## Material
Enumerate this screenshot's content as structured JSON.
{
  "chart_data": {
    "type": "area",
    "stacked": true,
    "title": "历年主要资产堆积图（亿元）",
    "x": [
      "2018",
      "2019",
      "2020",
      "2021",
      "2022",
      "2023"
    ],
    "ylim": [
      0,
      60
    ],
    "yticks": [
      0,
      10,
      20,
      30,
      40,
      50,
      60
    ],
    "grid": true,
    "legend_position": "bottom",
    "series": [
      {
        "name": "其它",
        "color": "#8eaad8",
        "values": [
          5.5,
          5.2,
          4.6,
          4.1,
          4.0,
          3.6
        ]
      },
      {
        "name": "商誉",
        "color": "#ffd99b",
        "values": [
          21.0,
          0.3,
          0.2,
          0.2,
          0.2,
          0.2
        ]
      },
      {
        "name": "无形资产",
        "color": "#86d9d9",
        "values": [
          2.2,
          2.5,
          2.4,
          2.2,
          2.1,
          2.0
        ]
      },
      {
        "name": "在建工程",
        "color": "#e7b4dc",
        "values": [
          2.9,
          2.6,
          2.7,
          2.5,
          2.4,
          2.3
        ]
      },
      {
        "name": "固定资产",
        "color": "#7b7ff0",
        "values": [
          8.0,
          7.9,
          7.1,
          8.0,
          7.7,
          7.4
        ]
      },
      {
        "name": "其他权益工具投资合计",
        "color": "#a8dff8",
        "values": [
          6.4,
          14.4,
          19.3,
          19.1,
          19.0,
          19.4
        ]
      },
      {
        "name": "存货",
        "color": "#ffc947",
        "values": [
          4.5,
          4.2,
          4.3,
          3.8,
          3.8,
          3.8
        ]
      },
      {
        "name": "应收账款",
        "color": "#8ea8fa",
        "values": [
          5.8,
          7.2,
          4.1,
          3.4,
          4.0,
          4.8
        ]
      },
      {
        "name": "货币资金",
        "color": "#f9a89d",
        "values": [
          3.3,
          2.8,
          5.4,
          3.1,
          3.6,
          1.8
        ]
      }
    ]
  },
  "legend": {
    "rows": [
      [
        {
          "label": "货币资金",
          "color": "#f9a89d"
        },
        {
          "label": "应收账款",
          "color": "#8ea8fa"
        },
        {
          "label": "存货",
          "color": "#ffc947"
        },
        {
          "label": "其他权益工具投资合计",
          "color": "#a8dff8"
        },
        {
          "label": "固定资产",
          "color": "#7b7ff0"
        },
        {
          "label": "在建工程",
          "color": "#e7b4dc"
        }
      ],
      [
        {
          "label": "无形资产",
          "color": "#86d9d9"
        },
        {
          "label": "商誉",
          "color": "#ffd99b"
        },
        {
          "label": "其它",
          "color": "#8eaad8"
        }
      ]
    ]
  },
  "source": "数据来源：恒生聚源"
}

==

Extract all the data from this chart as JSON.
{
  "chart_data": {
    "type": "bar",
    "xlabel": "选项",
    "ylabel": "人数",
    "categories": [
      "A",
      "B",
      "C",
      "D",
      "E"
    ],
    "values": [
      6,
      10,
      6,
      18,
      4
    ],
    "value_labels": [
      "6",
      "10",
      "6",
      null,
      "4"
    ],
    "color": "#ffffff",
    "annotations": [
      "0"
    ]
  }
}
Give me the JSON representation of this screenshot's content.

...

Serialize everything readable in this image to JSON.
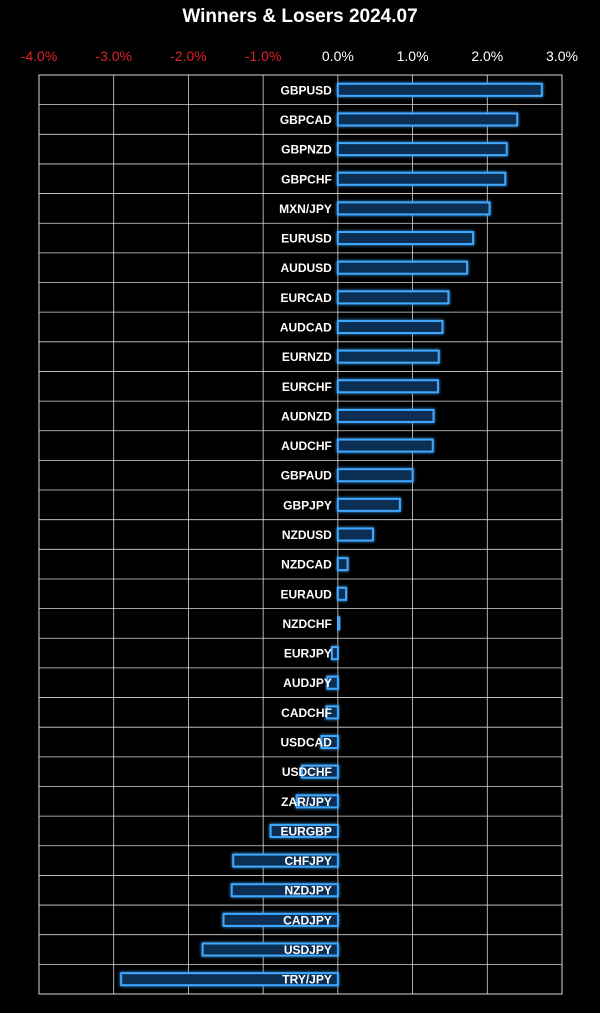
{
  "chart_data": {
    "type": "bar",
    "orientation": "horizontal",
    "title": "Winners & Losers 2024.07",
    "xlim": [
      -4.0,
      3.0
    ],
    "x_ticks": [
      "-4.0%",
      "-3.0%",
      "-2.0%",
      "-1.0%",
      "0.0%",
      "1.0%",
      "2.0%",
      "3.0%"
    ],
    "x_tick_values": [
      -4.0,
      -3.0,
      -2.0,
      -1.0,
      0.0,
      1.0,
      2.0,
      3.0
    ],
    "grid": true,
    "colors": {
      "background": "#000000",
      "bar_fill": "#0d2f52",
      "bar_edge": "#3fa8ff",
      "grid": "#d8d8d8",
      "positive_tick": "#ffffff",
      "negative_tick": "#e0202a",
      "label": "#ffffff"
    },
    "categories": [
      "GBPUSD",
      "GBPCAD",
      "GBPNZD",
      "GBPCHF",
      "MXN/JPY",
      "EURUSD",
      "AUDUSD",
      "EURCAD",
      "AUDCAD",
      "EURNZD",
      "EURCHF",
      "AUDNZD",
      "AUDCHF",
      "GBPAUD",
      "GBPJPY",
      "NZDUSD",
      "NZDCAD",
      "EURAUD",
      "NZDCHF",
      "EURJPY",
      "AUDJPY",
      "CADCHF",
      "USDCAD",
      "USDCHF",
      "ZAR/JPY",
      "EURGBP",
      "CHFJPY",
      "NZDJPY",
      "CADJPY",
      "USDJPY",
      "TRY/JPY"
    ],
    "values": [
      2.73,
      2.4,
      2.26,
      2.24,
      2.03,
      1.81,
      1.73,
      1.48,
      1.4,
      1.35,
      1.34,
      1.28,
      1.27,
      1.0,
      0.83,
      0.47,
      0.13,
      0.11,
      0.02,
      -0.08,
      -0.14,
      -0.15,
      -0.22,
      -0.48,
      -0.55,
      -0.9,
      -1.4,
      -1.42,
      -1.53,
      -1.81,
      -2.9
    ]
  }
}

## What you should do
Copy out precisely the lines from the line with "Extract all the data from this chart as JSON." to the line with "Give me the" in the material above, including those two lines and omitting all the rest.

## Full response
Extract all the data from this chart as JSON.
{
  "chart_data": {
    "type": "bar",
    "xlabel": "选项",
    "ylabel": "人数",
    "categories": [
      "A",
      "B",
      "C",
      "D",
      "E"
    ],
    "values": [
      6,
      10,
      6,
      18,
      4
    ],
    "value_labels": [
      "6",
      "10",
      "6",
      null,
      "4"
    ],
    "color": "#ffffff",
    "annotations": [
      "0"
    ]
  }
}
Give me the JSON representation of this screenshot's content.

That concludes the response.